--- Start ENTRIES PROVIDED ---

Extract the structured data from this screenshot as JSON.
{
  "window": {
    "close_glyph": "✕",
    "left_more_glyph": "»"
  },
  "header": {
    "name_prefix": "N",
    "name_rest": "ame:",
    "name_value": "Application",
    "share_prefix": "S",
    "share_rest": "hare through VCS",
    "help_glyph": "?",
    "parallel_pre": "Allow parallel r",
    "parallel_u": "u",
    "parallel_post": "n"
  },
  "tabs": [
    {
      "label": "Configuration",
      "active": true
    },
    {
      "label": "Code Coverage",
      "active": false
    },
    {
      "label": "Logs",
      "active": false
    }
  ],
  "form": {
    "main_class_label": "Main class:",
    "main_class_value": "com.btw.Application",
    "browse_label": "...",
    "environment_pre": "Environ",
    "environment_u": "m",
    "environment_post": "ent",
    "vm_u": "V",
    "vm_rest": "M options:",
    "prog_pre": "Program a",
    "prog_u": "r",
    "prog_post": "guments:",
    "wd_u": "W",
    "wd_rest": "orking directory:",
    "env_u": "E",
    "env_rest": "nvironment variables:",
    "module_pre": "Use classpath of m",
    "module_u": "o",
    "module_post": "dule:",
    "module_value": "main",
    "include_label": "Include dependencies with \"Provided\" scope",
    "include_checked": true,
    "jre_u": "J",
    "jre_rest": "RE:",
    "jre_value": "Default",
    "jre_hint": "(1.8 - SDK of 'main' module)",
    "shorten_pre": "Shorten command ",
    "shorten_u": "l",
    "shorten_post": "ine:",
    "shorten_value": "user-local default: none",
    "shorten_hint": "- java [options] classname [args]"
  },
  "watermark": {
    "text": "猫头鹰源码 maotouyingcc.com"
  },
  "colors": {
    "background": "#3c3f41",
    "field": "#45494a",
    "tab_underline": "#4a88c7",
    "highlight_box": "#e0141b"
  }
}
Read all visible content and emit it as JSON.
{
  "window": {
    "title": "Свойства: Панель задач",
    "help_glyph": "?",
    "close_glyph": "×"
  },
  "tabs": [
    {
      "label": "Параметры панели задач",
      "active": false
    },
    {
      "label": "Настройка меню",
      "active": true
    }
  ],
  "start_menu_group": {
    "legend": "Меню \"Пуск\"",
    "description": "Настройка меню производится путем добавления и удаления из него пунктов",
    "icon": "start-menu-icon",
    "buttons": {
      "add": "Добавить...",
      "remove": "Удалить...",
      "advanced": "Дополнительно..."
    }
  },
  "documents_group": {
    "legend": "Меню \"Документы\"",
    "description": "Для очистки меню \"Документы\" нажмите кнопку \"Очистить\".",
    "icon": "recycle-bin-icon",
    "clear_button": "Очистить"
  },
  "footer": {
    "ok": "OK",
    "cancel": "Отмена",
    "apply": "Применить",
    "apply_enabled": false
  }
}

--- End ENTRIES PROVIDED ---

> [YOUR OBJECTIVE]: Give back the data above exactly as it appears.

> [EXERCISE RESULT]:
Extract the structured data from this screenshot as JSON.
{
  "window": {
    "close_glyph": "✕",
    "left_more_glyph": "»"
  },
  "header": {
    "name_prefix": "N",
    "name_rest": "ame:",
    "name_value": "Application",
    "share_prefix": "S",
    "share_rest": "hare through VCS",
    "help_glyph": "?",
    "parallel_pre": "Allow parallel r",
    "parallel_u": "u",
    "parallel_post": "n"
  },
  "tabs": [
    {
      "label": "Configuration",
      "active": true
    },
    {
      "label": "Code Coverage",
      "active": false
    },
    {
      "label": "Logs",
      "active": false
    }
  ],
  "form": {
    "main_class_label": "Main class:",
    "main_class_value": "com.btw.Application",
    "browse_label": "...",
    "environment_pre": "Environ",
    "environment_u": "m",
    "environment_post": "ent",
    "vm_u": "V",
    "vm_rest": "M options:",
    "prog_pre": "Program a",
    "prog_u": "r",
    "prog_post": "guments:",
    "wd_u": "W",
    "wd_rest": "orking directory:",
    "env_u": "E",
    "env_rest": "nvironment variables:",
    "module_pre": "Use classpath of m",
    "module_u": "o",
    "module_post": "dule:",
    "module_value": "main",
    "include_label": "Include dependencies with \"Provided\" scope",
    "include_checked": true,
    "jre_u": "J",
    "jre_rest": "RE:",
    "jre_value": "Default",
    "jre_hint": "(1.8 - SDK of 'main' module)",
    "shorten_pre": "Shorten command ",
    "shorten_u": "l",
    "shorten_post": "ine:",
    "shorten_value": "user-local default: none",
    "shorten_hint": "- java [options] classname [args]"
  },
  "watermark": {
    "text": "猫头鹰源码 maotouyingcc.com"
  },
  "colors": {
    "background": "#3c3f41",
    "field": "#45494a",
    "tab_underline": "#4a88c7",
    "highlight_box": "#e0141b"
  }
}
Read all visible content and emit it as JSON.
{
  "window": {
    "title": "Свойства: Панель задач",
    "help_glyph": "?",
    "close_glyph": "×"
  },
  "tabs": [
    {
      "label": "Параметры панели задач",
      "active": false
    },
    {
      "label": "Настройка меню",
      "active": true
    }
  ],
  "start_menu_group": {
    "legend": "Меню \"Пуск\"",
    "description": "Настройка меню производится путем добавления и удаления из него пунктов",
    "icon": "start-menu-icon",
    "buttons": {
      "add": "Добавить...",
      "remove": "Удалить...",
      "advanced": "Дополнительно..."
    }
  },
  "documents_group": {
    "legend": "Меню \"Документы\"",
    "description": "Для очистки меню \"Документы\" нажмите кнопку \"Очистить\".",
    "icon": "recycle-bin-icon",
    "clear_button": "Очистить"
  },
  "footer": {
    "ok": "OK",
    "cancel": "Отмена",
    "apply": "Применить",
    "apply_enabled": false
  }
}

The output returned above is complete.